Would you restate all the data that follows, word for word?

++++++++++

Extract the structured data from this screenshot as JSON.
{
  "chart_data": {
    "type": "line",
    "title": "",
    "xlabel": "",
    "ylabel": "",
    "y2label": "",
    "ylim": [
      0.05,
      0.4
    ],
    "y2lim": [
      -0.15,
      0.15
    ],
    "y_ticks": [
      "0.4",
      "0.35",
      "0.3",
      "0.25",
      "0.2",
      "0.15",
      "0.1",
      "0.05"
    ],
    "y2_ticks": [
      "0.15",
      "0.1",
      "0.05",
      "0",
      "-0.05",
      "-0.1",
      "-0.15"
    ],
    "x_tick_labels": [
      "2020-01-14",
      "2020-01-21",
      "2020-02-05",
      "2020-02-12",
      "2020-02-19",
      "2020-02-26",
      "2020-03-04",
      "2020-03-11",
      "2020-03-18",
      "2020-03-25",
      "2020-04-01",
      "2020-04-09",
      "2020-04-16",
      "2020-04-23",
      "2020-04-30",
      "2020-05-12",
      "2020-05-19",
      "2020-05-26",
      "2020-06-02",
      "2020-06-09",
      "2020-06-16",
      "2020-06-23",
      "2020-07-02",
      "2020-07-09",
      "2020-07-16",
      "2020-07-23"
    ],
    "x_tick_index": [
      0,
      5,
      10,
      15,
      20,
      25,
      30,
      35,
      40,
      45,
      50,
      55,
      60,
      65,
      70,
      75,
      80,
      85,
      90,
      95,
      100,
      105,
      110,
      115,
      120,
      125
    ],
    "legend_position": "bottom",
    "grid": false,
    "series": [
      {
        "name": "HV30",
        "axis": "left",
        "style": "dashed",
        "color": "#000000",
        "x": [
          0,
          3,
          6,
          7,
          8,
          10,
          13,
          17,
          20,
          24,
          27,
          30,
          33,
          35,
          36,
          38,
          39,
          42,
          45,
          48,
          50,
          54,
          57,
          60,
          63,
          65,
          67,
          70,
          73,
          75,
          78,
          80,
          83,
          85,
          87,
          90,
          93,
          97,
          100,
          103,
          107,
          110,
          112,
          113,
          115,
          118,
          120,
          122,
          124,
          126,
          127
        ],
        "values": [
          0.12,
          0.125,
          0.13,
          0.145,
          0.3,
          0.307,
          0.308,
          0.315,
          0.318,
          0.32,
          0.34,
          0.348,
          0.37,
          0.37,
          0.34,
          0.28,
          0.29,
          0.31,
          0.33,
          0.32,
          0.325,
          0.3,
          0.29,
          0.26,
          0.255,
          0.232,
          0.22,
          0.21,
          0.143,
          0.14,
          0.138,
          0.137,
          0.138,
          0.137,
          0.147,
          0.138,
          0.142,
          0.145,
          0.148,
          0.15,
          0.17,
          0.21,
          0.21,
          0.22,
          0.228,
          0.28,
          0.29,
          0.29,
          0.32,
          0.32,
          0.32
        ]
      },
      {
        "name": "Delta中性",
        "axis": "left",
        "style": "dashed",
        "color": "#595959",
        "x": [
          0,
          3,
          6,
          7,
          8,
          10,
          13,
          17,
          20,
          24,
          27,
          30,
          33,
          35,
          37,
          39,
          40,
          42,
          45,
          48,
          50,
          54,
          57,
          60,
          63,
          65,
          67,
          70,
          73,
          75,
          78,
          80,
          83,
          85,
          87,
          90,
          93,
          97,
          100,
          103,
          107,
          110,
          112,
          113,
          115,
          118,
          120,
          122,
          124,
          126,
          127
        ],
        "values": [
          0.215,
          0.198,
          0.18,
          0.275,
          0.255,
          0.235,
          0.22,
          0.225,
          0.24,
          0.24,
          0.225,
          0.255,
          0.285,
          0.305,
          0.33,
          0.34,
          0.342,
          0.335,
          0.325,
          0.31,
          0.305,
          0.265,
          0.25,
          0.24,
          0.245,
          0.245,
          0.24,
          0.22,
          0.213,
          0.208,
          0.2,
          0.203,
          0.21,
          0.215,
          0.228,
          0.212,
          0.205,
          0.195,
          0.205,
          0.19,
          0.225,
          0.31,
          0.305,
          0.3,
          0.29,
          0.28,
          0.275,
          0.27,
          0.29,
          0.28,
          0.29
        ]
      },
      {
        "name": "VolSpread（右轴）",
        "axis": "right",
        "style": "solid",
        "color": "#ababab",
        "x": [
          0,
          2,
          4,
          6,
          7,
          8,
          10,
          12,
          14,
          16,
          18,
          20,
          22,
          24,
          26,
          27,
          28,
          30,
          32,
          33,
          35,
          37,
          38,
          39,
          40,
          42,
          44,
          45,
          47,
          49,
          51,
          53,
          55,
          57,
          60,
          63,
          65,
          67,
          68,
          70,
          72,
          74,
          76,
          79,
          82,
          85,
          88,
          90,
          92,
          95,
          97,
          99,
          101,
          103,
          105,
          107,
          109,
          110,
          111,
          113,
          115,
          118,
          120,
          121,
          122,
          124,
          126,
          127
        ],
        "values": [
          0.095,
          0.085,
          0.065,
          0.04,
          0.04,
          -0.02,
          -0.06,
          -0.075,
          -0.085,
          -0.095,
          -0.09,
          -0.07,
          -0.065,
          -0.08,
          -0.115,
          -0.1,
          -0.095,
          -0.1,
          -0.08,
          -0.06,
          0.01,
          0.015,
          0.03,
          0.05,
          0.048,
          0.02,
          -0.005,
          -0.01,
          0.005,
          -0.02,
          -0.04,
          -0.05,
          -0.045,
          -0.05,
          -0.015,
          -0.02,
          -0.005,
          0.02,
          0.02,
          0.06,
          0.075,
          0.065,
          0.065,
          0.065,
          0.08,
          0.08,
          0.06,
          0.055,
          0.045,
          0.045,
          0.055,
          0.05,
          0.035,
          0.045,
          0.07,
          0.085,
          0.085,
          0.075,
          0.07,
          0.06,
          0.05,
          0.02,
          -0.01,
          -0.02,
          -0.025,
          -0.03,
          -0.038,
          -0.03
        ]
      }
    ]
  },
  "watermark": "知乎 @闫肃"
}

++++++++++

* **CORRECT RESPONSE**:
Extract the structured data from this screenshot as JSON.
{
  "chart_data": {
    "type": "line",
    "title": "",
    "xlabel": "",
    "ylabel": "",
    "y2label": "",
    "ylim": [
      0.05,
      0.4
    ],
    "y2lim": [
      -0.15,
      0.15
    ],
    "y_ticks": [
      "0.4",
      "0.35",
      "0.3",
      "0.25",
      "0.2",
      "0.15",
      "0.1",
      "0.05"
    ],
    "y2_ticks": [
      "0.15",
      "0.1",
      "0.05",
      "0",
      "-0.05",
      "-0.1",
      "-0.15"
    ],
    "x_tick_labels": [
      "2020-01-14",
      "2020-01-21",
      "2020-02-05",
      "2020-02-12",
      "2020-02-19",
      "2020-02-26",
      "2020-03-04",
      "2020-03-11",
      "2020-03-18",
      "2020-03-25",
      "2020-04-01",
      "2020-04-09",
      "2020-04-16",
      "2020-04-23",
      "2020-04-30",
      "2020-05-12",
      "2020-05-19",
      "2020-05-26",
      "2020-06-02",
      "2020-06-09",
      "2020-06-16",
      "2020-06-23",
      "2020-07-02",
      "2020-07-09",
      "2020-07-16",
      "2020-07-23"
    ],
    "x_tick_index": [
      0,
      5,
      10,
      15,
      20,
      25,
      30,
      35,
      40,
      45,
      50,
      55,
      60,
      65,
      70,
      75,
      80,
      85,
      90,
      95,
      100,
      105,
      110,
      115,
      120,
      125
    ],
    "legend_position": "bottom",
    "grid": false,
    "series": [
      {
        "name": "HV30",
        "axis": "left",
        "style": "dashed",
        "color": "#000000",
        "x": [
          0,
          3,
          6,
          7,
          8,
          10,
          13,
          17,
          20,
          24,
          27,
          30,
          33,
          35,
          36,
          38,
          39,
          42,
          45,
          48,
          50,
          54,
          57,
          60,
          63,
          65,
          67,
          70,
          73,
          75,
          78,
          80,
          83,
          85,
          87,
          90,
          93,
          97,
          100,
          103,
          107,
          110,
          112,
          113,
          115,
          118,
          120,
          122,
          124,
          126,
          127
        ],
        "values": [
          0.12,
          0.125,
          0.13,
          0.145,
          0.3,
          0.307,
          0.308,
          0.315,
          0.318,
          0.32,
          0.34,
          0.348,
          0.37,
          0.37,
          0.34,
          0.28,
          0.29,
          0.31,
          0.33,
          0.32,
          0.325,
          0.3,
          0.29,
          0.26,
          0.255,
          0.232,
          0.22,
          0.21,
          0.143,
          0.14,
          0.138,
          0.137,
          0.138,
          0.137,
          0.147,
          0.138,
          0.142,
          0.145,
          0.148,
          0.15,
          0.17,
          0.21,
          0.21,
          0.22,
          0.228,
          0.28,
          0.29,
          0.29,
          0.32,
          0.32,
          0.32
        ]
      },
      {
        "name": "Delta中性",
        "axis": "left",
        "style": "dashed",
        "color": "#595959",
        "x": [
          0,
          3,
          6,
          7,
          8,
          10,
          13,
          17,
          20,
          24,
          27,
          30,
          33,
          35,
          37,
          39,
          40,
          42,
          45,
          48,
          50,
          54,
          57,
          60,
          63,
          65,
          67,
          70,
          73,
          75,
          78,
          80,
          83,
          85,
          87,
          90,
          93,
          97,
          100,
          103,
          107,
          110,
          112,
          113,
          115,
          118,
          120,
          122,
          124,
          126,
          127
        ],
        "values": [
          0.215,
          0.198,
          0.18,
          0.275,
          0.255,
          0.235,
          0.22,
          0.225,
          0.24,
          0.24,
          0.225,
          0.255,
          0.285,
          0.305,
          0.33,
          0.34,
          0.342,
          0.335,
          0.325,
          0.31,
          0.305,
          0.265,
          0.25,
          0.24,
          0.245,
          0.245,
          0.24,
          0.22,
          0.213,
          0.208,
          0.2,
          0.203,
          0.21,
          0.215,
          0.228,
          0.212,
          0.205,
          0.195,
          0.205,
          0.19,
          0.225,
          0.31,
          0.305,
          0.3,
          0.29,
          0.28,
          0.275,
          0.27,
          0.29,
          0.28,
          0.29
        ]
      },
      {
        "name": "VolSpread（右轴）",
        "axis": "right",
        "style": "solid",
        "color": "#ababab",
        "x": [
          0,
          2,
          4,
          6,
          7,
          8,
          10,
          12,
          14,
          16,
          18,
          20,
          22,
          24,
          26,
          27,
          28,
          30,
          32,
          33,
          35,
          37,
          38,
          39,
          40,
          42,
          44,
          45,
          47,
          49,
          51,
          53,
          55,
          57,
          60,
          63,
          65,
          67,
          68,
          70,
          72,
          74,
          76,
          79,
          82,
          85,
          88,
          90,
          92,
          95,
          97,
          99,
          101,
          103,
          105,
          107,
          109,
          110,
          111,
          113,
          115,
          118,
          120,
          121,
          122,
          124,
          126,
          127
        ],
        "values": [
          0.095,
          0.085,
          0.065,
          0.04,
          0.04,
          -0.02,
          -0.06,
          -0.075,
          -0.085,
          -0.095,
          -0.09,
          -0.07,
          -0.065,
          -0.08,
          -0.115,
          -0.1,
          -0.095,
          -0.1,
          -0.08,
          -0.06,
          0.01,
          0.015,
          0.03,
          0.05,
          0.048,
          0.02,
          -0.005,
          -0.01,
          0.005,
          -0.02,
          -0.04,
          -0.05,
          -0.045,
          -0.05,
          -0.015,
          -0.02,
          -0.005,
          0.02,
          0.02,
          0.06,
          0.075,
          0.065,
          0.065,
          0.065,
          0.08,
          0.08,
          0.06,
          0.055,
          0.045,
          0.045,
          0.055,
          0.05,
          0.035,
          0.045,
          0.07,
          0.085,
          0.085,
          0.075,
          0.07,
          0.06,
          0.05,
          0.02,
          -0.01,
          -0.02,
          -0.025,
          -0.03,
          -0.038,
          -0.03
        ]
      }
    ]
  },
  "watermark": "知乎 @闫肃"
}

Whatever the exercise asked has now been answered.